• **Data for this task**

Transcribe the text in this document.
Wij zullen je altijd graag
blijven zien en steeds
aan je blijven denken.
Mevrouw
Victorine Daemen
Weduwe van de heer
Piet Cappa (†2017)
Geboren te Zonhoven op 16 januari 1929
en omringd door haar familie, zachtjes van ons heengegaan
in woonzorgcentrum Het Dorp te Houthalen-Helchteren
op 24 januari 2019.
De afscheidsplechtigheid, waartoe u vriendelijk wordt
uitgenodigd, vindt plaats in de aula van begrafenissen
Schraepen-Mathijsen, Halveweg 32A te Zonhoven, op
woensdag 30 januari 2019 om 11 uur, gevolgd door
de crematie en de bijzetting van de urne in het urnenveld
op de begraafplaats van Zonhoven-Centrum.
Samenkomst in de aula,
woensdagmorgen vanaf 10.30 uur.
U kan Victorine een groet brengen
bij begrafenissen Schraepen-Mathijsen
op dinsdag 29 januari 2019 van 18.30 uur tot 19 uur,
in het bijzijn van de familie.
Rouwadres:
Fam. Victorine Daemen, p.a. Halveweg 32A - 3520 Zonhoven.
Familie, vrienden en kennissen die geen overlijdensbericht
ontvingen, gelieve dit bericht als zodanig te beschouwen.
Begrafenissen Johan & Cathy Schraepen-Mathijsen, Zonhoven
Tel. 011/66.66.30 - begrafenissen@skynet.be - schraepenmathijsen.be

==

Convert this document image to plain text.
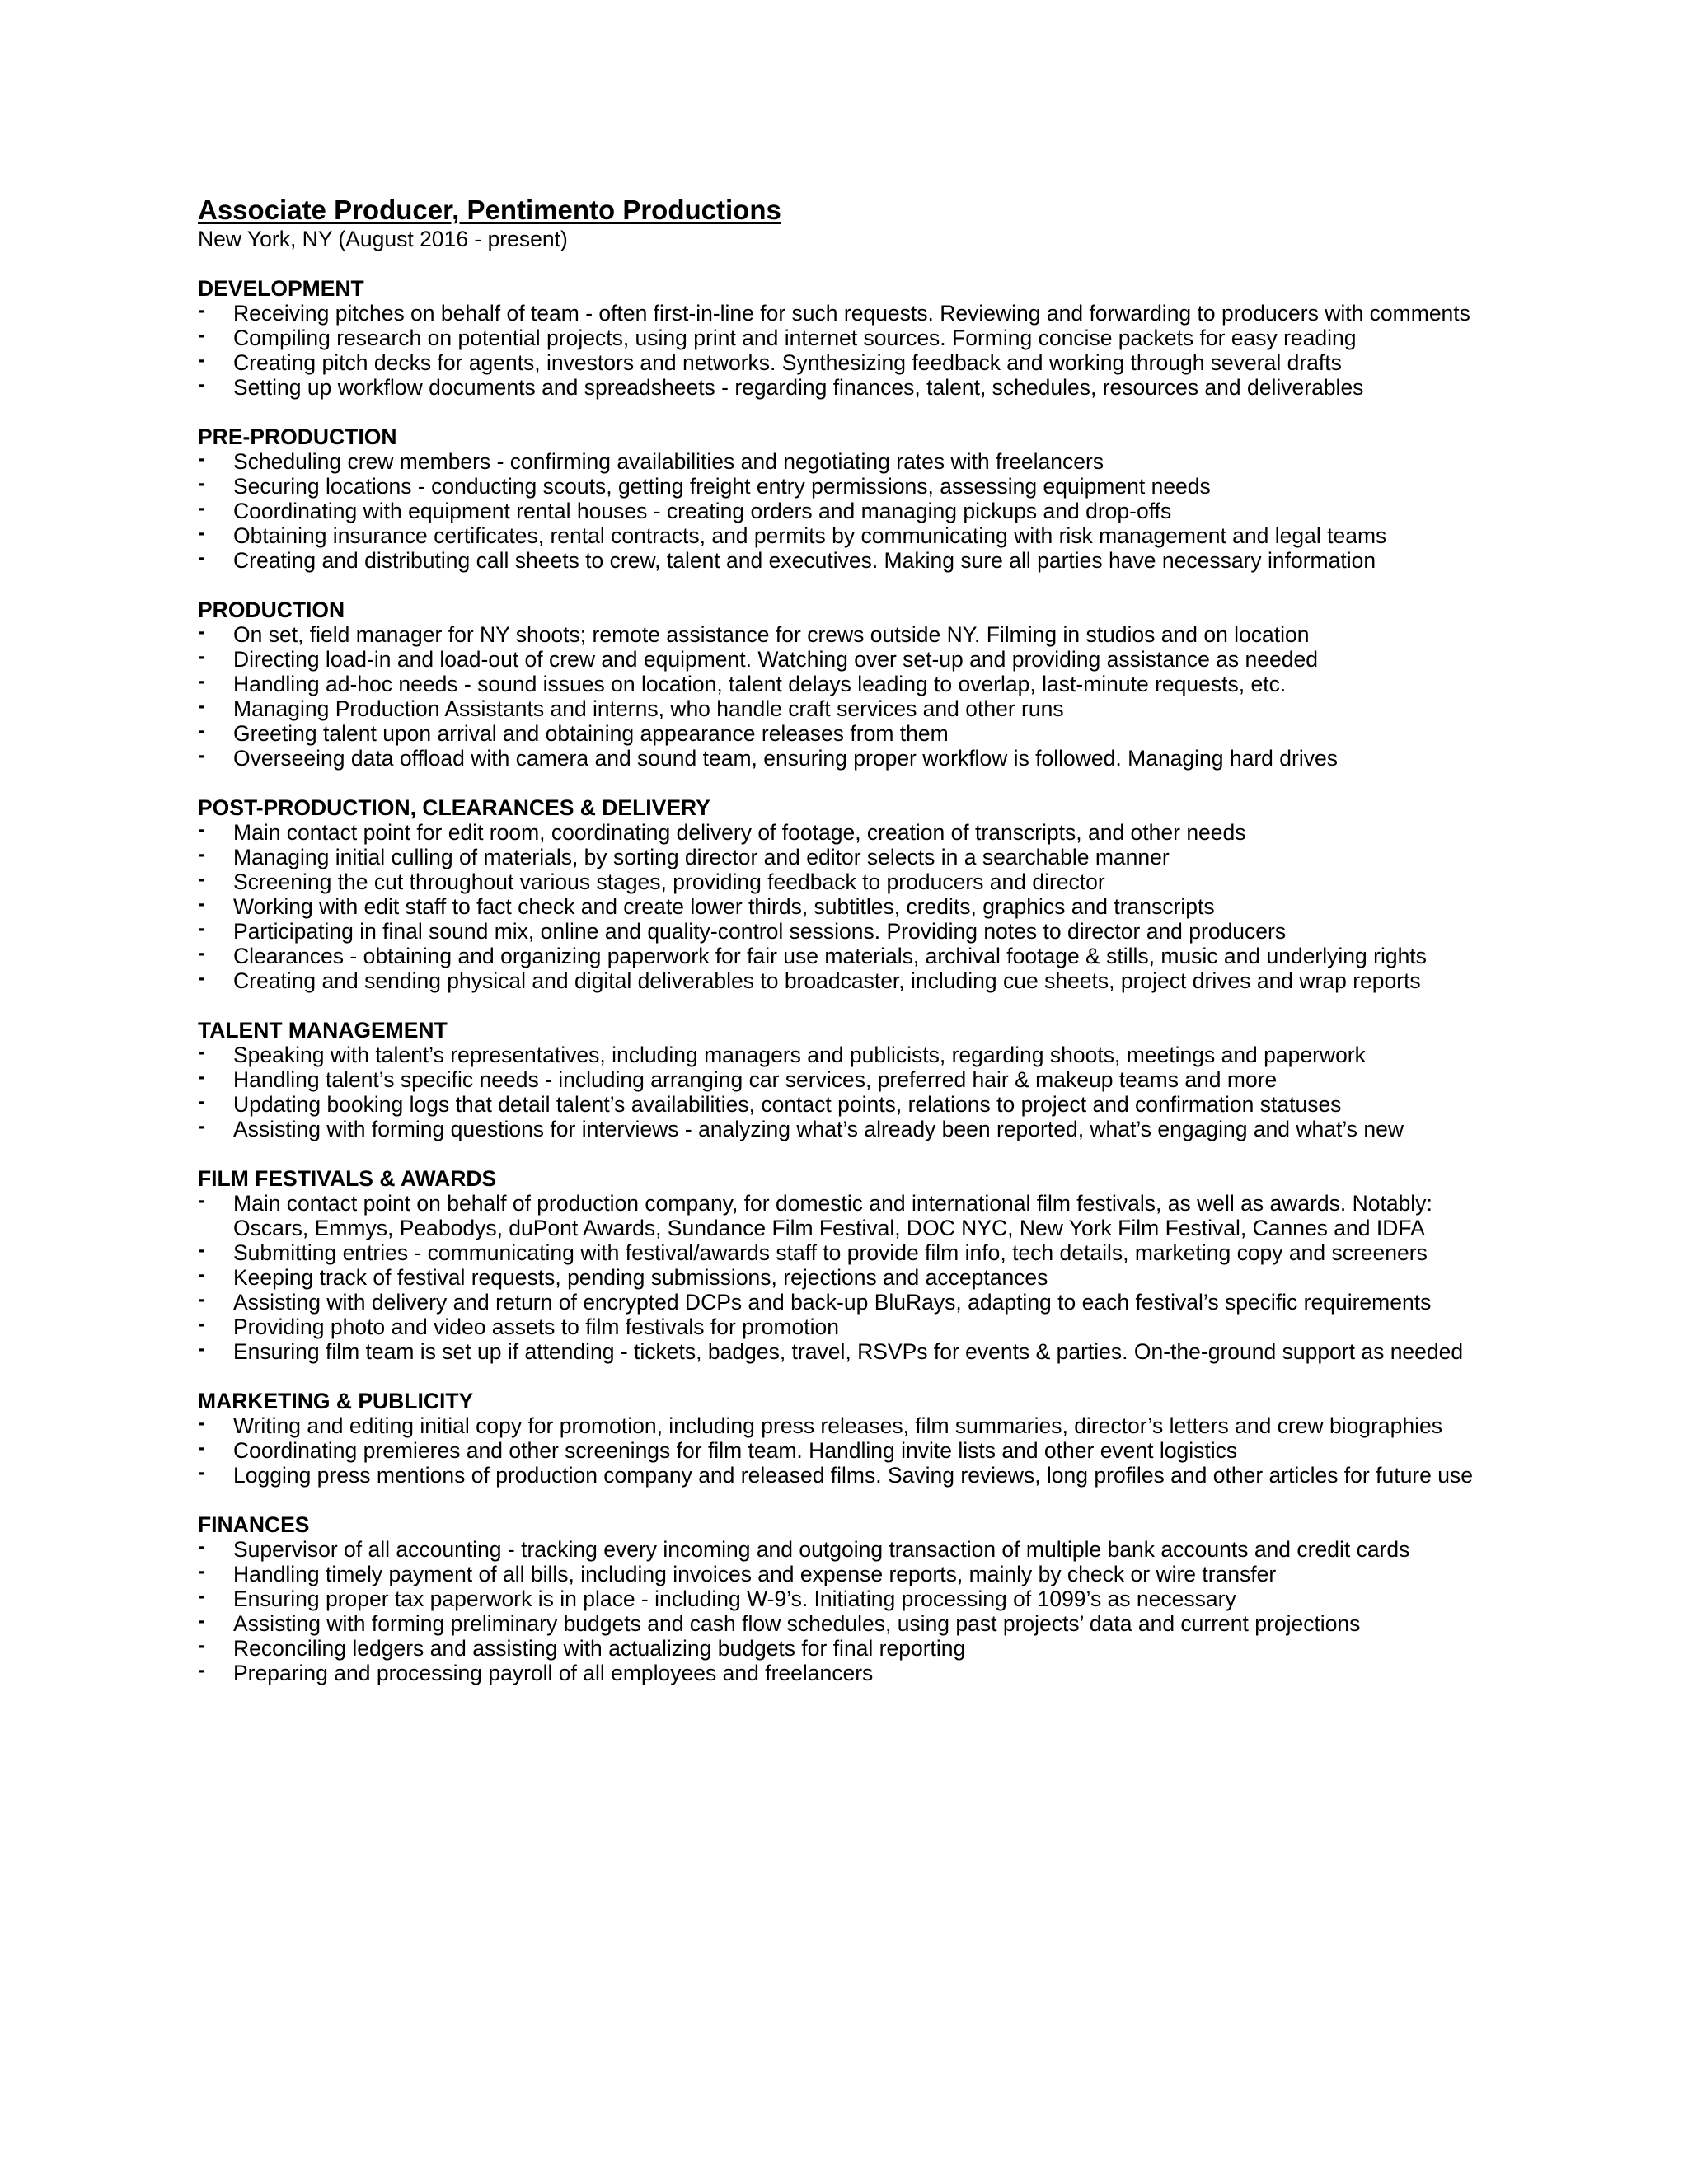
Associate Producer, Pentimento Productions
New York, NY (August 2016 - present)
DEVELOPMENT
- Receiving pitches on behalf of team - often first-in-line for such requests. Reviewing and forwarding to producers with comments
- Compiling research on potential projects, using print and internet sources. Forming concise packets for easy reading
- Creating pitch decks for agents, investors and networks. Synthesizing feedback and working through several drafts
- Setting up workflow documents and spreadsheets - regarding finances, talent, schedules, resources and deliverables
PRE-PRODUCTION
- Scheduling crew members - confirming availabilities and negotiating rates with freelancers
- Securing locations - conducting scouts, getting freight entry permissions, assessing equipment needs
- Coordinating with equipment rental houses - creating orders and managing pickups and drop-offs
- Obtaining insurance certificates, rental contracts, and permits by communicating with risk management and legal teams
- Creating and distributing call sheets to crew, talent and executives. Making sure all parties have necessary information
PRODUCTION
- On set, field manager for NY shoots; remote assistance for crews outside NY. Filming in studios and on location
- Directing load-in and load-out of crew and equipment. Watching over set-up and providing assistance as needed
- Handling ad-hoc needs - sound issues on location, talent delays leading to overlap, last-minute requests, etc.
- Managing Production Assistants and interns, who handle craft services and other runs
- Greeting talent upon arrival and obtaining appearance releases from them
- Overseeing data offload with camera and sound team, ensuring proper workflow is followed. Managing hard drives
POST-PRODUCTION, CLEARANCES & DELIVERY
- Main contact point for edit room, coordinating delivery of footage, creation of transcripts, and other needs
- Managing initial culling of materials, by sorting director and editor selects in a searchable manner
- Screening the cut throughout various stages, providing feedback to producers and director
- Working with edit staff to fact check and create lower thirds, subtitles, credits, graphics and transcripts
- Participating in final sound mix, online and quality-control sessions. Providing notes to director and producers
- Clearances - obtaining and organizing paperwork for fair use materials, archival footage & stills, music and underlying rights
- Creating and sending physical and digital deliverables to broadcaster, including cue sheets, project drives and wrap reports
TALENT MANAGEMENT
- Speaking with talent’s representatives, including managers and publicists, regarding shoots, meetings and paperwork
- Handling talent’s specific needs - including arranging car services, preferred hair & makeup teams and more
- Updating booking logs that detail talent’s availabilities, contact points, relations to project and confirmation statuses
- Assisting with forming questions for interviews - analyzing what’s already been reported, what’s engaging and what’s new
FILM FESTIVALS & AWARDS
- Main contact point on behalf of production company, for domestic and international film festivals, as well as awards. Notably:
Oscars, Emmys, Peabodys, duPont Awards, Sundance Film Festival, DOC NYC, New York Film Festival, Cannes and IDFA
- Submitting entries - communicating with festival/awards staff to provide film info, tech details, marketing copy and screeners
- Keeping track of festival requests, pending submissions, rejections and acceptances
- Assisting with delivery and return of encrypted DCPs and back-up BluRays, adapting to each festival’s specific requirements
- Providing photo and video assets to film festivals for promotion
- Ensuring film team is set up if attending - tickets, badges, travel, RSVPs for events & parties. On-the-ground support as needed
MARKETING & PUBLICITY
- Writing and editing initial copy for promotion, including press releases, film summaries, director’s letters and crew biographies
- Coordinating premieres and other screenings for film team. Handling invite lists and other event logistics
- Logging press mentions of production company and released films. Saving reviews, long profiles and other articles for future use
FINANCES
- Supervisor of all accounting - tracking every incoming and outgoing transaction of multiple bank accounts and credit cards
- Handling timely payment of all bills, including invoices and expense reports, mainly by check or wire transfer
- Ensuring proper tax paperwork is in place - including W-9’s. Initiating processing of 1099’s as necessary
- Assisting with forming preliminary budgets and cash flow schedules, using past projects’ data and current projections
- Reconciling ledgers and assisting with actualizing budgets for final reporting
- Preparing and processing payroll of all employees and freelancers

--

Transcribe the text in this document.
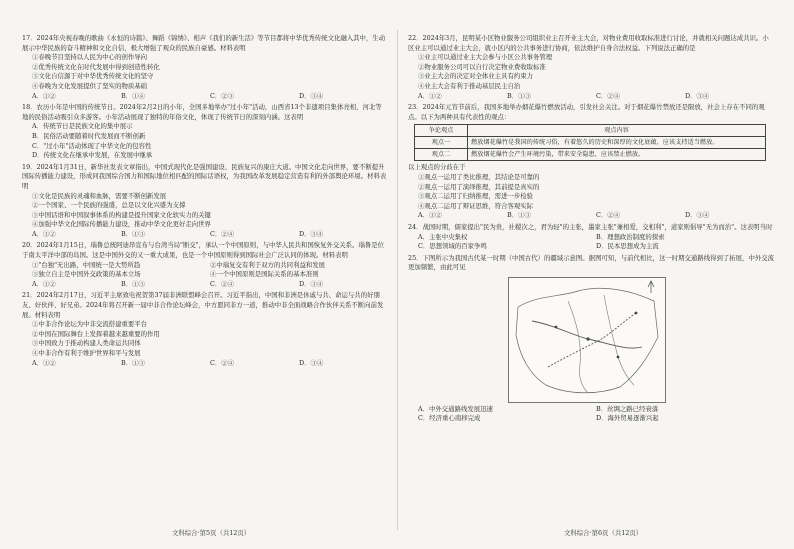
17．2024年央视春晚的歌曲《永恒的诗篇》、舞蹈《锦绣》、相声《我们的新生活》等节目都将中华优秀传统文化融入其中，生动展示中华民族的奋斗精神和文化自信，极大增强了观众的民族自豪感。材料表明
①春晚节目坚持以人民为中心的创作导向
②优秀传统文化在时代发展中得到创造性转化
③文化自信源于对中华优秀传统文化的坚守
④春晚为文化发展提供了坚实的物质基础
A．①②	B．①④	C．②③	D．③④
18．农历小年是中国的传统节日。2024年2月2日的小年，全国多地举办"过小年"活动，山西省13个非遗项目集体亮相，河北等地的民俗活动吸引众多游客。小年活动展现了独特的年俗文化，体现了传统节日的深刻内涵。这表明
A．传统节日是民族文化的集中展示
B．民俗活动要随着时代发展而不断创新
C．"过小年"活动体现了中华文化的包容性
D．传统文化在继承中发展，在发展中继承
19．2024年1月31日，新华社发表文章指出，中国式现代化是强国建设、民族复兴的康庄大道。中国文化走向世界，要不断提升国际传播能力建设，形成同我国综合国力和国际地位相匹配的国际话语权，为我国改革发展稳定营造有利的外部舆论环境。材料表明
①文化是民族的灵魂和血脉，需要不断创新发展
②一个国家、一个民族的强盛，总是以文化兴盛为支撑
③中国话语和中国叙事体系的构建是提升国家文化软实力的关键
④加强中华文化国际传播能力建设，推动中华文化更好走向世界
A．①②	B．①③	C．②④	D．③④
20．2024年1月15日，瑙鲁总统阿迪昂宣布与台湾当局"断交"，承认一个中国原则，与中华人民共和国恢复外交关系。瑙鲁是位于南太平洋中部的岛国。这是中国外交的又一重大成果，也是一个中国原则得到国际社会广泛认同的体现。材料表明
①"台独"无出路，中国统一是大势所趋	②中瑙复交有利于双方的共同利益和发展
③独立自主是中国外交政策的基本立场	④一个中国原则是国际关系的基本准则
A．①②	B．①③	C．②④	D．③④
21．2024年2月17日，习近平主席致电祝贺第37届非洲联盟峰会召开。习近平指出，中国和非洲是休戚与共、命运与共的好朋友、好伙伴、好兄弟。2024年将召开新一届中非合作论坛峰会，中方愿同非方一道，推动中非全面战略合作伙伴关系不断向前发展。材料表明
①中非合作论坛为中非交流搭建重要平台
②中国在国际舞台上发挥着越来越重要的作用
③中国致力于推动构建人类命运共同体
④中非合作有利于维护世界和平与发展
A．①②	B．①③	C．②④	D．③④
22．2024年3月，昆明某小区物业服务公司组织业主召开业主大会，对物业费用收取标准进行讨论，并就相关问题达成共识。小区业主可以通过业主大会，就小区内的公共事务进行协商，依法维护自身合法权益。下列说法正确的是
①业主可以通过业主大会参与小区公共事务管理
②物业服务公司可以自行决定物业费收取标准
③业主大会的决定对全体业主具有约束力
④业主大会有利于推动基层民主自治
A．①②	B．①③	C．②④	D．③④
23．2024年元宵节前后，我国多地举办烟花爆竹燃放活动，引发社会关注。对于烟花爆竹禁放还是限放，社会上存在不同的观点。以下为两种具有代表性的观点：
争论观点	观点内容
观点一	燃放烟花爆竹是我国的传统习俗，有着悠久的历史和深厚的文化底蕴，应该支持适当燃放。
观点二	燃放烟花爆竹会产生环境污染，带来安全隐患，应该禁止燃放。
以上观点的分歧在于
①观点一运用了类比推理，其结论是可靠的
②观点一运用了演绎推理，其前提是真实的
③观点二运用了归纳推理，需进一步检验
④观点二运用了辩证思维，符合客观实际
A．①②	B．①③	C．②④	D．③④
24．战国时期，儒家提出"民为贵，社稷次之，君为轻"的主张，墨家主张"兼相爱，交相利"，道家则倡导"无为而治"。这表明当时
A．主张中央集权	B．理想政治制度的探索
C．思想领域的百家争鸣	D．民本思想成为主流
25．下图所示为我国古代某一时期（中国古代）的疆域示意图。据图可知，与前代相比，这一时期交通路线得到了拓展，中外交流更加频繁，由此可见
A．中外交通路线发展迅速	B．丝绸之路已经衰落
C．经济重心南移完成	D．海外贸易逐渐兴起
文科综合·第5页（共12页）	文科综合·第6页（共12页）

• **Stated problem**
Determine how many lines of the data contain "regarding" and give nothing but that number.

• **Completed exercise**
2